Instructions for the task: Can you return, character for character, the lines from the line with "List each element" up to and including the line with "product-discount-badge: SAVE 10% [50,975,106,990]", omitting the pictures?

Provided data:
>>>>>

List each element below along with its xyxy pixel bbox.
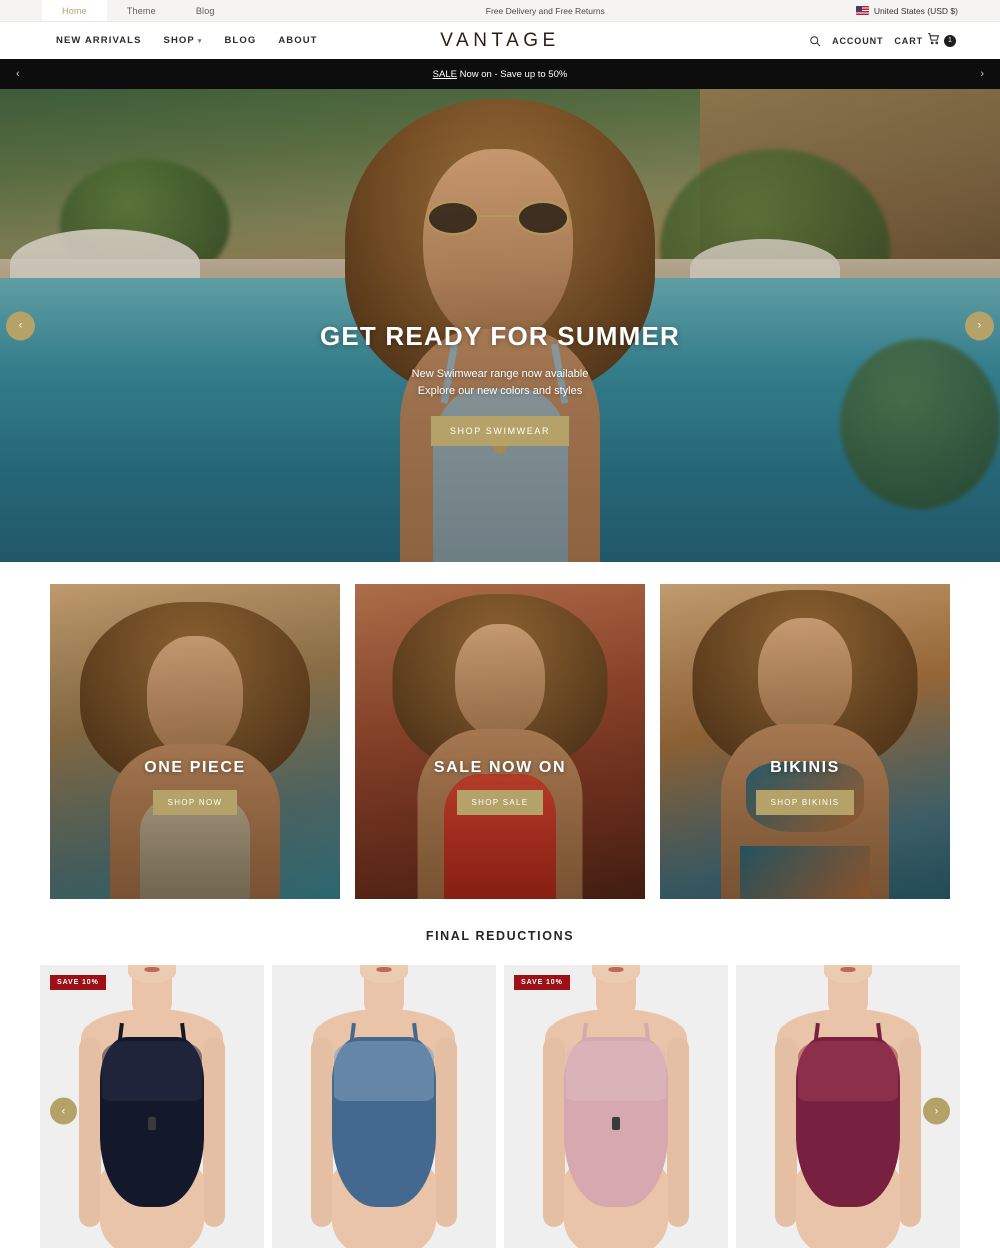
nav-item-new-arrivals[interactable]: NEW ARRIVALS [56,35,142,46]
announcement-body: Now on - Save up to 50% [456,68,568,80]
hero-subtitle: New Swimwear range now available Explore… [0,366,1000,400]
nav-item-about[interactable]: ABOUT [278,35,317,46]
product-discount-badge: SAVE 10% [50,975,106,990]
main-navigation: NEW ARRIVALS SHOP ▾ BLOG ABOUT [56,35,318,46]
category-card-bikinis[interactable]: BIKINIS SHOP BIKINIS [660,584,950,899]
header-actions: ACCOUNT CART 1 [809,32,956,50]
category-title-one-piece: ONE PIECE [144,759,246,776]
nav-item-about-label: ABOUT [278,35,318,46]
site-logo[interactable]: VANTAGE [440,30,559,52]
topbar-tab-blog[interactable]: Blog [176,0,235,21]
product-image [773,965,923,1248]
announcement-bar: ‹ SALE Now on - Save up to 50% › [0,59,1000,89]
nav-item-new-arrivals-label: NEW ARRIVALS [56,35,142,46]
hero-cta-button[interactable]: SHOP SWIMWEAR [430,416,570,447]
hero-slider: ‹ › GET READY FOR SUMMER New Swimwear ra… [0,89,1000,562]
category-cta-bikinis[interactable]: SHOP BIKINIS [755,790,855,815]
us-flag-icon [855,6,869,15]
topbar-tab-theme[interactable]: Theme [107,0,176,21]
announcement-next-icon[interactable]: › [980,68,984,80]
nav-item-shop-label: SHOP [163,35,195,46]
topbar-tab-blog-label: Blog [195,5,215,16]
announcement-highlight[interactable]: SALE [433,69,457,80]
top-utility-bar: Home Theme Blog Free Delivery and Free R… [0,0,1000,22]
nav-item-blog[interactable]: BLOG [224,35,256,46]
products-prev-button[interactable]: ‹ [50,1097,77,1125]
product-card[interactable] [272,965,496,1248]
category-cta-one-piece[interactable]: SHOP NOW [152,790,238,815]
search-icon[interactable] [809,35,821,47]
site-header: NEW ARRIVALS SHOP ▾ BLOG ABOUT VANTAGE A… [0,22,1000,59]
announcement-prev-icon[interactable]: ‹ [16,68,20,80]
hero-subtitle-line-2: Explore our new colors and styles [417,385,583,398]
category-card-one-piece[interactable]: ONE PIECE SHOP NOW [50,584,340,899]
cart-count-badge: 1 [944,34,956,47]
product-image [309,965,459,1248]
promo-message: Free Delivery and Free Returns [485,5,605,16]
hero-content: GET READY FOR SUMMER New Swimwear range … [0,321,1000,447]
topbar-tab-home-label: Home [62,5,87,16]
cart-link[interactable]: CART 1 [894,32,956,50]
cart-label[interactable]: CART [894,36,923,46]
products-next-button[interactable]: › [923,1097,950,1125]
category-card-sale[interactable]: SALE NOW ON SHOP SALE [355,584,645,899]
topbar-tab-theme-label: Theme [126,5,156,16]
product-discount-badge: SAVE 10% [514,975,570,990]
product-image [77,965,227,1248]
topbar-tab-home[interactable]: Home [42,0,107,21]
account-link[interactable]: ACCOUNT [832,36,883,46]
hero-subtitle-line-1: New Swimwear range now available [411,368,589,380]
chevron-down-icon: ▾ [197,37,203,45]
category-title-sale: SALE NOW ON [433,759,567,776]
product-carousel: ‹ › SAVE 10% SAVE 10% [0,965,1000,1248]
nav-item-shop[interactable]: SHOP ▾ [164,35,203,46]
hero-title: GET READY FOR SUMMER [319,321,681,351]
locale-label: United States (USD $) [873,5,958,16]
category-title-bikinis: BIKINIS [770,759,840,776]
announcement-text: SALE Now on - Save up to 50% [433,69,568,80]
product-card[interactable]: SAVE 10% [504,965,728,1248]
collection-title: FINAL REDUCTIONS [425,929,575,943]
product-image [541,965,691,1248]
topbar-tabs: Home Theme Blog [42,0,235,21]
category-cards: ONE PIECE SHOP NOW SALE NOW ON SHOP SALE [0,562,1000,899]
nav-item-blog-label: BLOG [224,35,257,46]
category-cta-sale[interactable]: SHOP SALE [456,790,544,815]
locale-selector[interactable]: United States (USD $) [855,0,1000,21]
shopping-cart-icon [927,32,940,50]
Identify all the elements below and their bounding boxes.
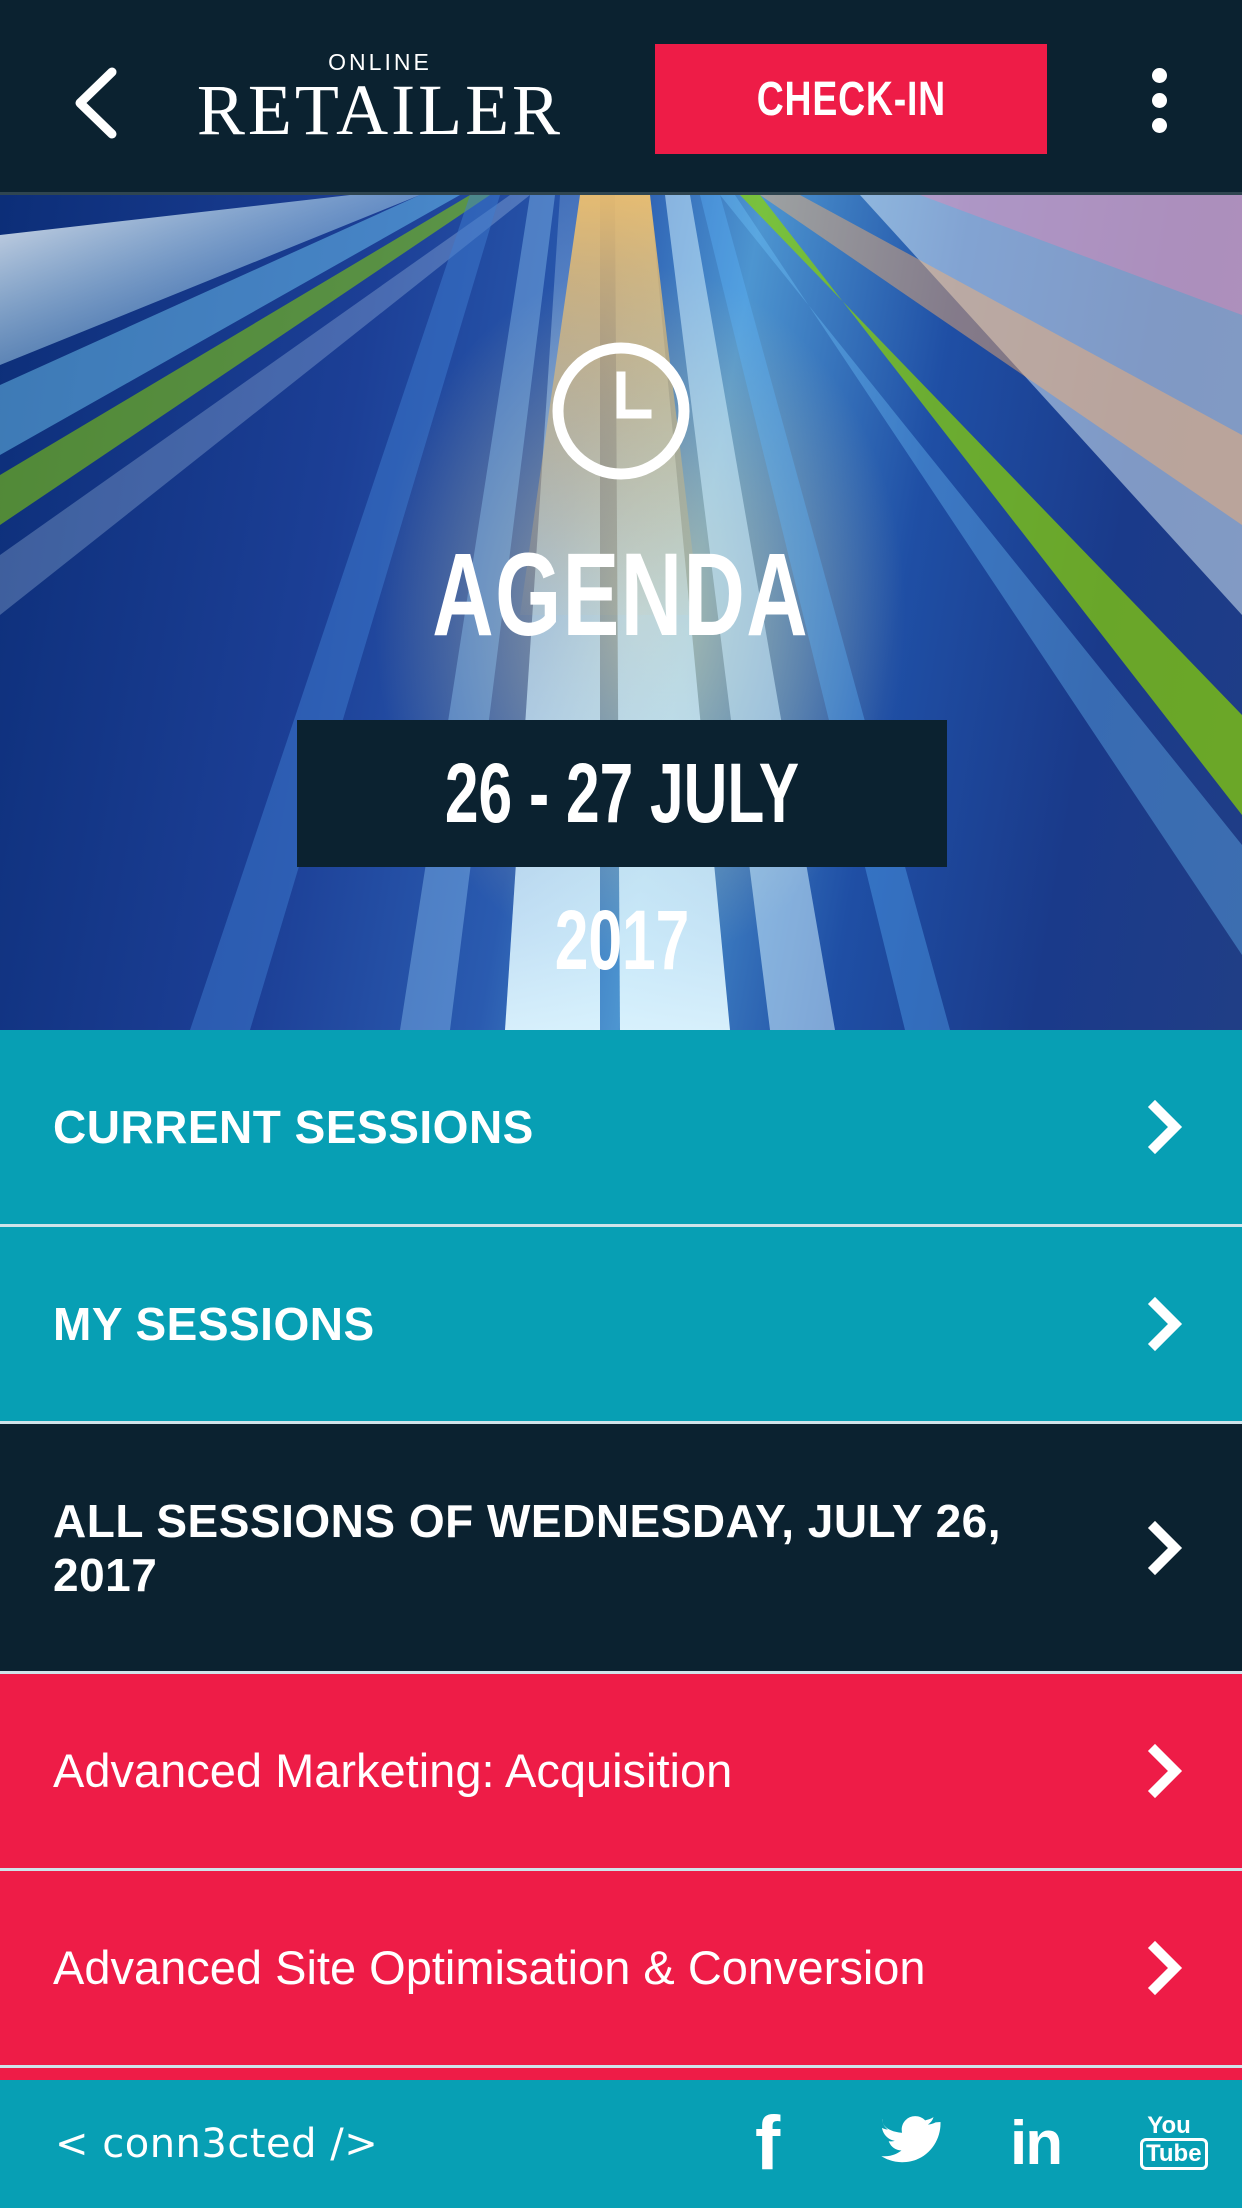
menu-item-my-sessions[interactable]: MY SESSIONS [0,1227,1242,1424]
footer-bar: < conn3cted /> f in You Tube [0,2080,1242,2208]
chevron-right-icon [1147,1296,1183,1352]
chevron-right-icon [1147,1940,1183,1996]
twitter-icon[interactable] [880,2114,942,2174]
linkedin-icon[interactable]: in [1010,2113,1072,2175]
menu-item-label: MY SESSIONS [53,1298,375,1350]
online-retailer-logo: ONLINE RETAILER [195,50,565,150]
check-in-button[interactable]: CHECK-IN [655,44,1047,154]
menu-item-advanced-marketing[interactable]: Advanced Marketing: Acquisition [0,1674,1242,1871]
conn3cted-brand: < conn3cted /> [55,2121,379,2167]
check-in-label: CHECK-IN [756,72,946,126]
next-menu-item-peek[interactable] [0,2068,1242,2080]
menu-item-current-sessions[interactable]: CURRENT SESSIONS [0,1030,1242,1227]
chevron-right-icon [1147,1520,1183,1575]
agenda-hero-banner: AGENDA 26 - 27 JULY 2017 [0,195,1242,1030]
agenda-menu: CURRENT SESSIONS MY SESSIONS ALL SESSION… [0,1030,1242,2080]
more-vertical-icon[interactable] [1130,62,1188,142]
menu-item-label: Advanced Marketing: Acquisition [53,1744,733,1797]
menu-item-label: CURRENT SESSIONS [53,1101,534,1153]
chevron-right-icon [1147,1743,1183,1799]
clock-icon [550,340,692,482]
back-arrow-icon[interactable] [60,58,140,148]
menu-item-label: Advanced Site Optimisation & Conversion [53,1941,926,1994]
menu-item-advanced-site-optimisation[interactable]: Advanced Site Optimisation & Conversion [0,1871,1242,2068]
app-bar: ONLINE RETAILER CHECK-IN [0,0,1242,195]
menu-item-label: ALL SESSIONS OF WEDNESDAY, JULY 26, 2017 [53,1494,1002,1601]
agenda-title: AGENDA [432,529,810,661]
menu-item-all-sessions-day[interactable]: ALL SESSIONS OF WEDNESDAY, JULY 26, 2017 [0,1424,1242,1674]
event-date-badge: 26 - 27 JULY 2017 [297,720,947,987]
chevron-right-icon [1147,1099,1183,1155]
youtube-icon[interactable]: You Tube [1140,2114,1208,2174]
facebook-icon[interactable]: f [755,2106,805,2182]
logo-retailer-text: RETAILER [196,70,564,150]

<<<<<
>>>>>

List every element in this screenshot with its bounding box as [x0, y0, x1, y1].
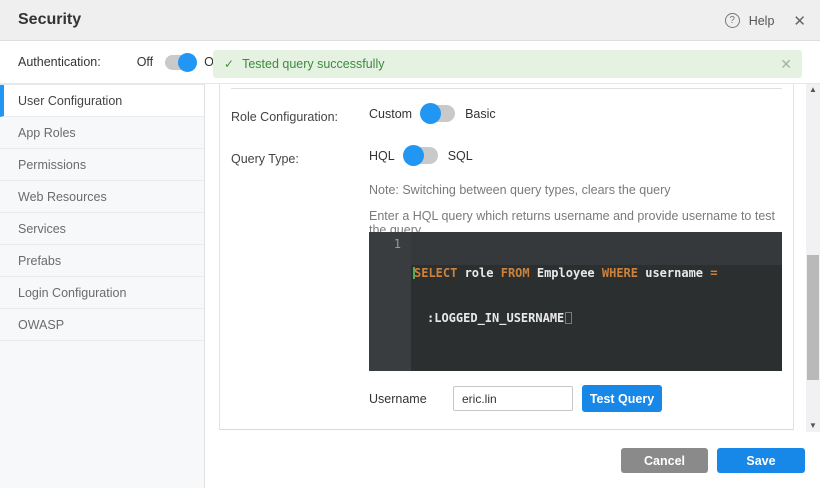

<<<<<

Output:
List each element below along with its xyxy pixel bbox.
nav-item-new-arrivals[interactable]: NEW ARRIVALS [56,35,142,46]
announcement-body: Now on - Save up to 50% [456,68,568,80]
hero-subtitle: New Swimwear range now available Explore… [0,366,1000,400]
nav-item-about[interactable]: ABOUT [278,35,317,46]
product-discount-badge: SAVE 10% [50,975,106,990]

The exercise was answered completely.